GOAL: Each line containing the word "Demersseman" must be collected.

(Saved entries)
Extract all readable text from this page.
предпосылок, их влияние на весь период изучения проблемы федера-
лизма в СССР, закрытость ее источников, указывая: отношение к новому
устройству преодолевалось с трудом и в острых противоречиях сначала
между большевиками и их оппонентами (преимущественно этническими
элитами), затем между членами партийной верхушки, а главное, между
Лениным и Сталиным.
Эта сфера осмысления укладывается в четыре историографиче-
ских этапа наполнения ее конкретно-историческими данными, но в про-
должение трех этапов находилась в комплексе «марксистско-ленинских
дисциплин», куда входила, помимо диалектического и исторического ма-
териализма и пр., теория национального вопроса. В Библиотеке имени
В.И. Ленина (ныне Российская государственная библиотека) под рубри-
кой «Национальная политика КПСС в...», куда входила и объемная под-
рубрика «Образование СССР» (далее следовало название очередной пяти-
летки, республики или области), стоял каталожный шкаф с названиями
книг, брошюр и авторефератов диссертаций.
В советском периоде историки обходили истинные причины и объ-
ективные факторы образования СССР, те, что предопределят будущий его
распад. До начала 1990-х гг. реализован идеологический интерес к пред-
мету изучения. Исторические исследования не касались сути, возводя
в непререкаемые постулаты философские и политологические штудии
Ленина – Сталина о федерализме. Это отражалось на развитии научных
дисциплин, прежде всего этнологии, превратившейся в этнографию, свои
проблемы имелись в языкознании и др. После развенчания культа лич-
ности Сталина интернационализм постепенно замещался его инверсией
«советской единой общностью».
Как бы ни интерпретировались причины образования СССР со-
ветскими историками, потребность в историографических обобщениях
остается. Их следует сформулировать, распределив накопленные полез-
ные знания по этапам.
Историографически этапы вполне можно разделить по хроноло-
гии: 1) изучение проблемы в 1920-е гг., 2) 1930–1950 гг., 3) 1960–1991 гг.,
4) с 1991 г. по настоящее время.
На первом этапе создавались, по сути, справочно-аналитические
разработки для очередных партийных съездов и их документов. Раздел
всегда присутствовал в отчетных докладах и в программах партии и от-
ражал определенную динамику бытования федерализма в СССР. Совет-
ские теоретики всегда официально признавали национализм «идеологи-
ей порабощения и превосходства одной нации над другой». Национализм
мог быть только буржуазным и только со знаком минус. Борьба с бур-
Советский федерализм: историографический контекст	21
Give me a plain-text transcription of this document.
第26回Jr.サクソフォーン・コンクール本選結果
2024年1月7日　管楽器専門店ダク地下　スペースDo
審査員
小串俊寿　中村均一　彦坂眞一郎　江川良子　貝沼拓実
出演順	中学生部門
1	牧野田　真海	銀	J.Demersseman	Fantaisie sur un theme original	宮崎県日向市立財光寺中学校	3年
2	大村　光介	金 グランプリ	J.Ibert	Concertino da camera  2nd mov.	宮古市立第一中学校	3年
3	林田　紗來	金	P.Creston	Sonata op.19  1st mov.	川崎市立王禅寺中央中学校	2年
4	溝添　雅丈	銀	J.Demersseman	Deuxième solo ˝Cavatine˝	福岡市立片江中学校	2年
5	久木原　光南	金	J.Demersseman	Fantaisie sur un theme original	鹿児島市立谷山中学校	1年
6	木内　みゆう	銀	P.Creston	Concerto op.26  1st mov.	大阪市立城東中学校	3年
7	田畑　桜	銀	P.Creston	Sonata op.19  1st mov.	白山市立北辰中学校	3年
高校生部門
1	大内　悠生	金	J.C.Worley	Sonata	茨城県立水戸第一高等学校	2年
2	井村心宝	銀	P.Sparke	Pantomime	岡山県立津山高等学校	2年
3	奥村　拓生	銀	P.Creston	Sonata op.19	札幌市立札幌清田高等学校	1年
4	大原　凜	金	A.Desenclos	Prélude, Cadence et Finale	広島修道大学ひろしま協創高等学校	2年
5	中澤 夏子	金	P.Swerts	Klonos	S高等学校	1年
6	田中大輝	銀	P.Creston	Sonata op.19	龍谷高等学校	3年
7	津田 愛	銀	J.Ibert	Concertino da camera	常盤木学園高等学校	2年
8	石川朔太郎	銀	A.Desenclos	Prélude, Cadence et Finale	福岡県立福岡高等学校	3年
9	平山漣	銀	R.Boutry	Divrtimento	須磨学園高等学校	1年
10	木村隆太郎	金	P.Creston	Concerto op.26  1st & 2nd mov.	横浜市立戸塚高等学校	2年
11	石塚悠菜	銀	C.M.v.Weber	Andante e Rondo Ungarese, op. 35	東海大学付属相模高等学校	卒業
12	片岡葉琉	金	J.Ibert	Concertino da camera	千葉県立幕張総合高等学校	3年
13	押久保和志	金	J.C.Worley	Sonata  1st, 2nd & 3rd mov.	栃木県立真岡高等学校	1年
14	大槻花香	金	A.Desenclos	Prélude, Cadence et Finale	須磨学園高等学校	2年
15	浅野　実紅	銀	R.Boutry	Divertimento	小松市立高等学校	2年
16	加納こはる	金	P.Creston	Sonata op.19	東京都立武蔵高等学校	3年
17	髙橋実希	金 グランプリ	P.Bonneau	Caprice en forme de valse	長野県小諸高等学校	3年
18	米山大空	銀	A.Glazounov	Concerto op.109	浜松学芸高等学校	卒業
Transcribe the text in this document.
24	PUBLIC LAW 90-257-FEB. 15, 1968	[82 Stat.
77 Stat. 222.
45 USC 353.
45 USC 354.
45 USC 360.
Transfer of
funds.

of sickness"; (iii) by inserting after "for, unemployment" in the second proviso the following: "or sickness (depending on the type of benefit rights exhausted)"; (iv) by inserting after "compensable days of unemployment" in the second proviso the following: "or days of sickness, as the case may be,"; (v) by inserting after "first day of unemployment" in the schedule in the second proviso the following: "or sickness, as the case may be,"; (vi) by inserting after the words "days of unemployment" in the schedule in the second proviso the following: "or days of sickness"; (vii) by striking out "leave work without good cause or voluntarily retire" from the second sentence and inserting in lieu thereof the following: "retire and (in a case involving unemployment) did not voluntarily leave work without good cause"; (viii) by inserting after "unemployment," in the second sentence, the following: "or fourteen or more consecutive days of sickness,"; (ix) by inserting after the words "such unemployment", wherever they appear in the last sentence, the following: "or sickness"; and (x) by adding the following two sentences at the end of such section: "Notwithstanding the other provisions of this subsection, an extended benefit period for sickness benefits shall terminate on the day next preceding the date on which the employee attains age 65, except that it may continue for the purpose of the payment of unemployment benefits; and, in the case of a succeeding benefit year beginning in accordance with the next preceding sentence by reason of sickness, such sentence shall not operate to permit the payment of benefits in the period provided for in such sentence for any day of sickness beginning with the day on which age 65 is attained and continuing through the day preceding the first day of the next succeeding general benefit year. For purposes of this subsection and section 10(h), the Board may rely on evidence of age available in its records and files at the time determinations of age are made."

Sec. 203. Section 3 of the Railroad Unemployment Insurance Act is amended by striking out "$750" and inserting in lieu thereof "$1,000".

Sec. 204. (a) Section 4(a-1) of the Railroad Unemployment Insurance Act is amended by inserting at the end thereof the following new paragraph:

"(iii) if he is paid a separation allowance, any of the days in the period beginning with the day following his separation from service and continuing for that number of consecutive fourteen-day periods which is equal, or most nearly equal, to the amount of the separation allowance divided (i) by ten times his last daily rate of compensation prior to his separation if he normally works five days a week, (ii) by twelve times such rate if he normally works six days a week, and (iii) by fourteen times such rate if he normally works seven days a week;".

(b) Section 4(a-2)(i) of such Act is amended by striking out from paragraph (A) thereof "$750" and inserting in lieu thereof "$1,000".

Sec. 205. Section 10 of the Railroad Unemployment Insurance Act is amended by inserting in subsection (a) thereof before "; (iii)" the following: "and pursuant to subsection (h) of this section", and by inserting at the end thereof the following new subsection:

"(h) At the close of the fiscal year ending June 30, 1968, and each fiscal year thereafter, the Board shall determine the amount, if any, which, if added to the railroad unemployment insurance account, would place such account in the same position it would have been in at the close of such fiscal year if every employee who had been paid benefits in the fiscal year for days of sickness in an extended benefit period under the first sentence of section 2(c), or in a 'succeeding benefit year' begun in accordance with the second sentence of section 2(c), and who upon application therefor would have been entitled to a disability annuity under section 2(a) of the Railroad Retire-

WRITTEN REPLY:
1	牧野田　真海	銀	J.Demersseman	Fantaisie sur un theme original	宮崎県日向市立財光寺中学校	3年
4	溝添　雅丈	銀	J.Demersseman	Deuxième solo ˝Cavatine˝	福岡市立片江中学校	2年
5	久木原　光南	金	J.Demersseman	Fantaisie sur un theme original	鹿児島市立谷山中学校	1年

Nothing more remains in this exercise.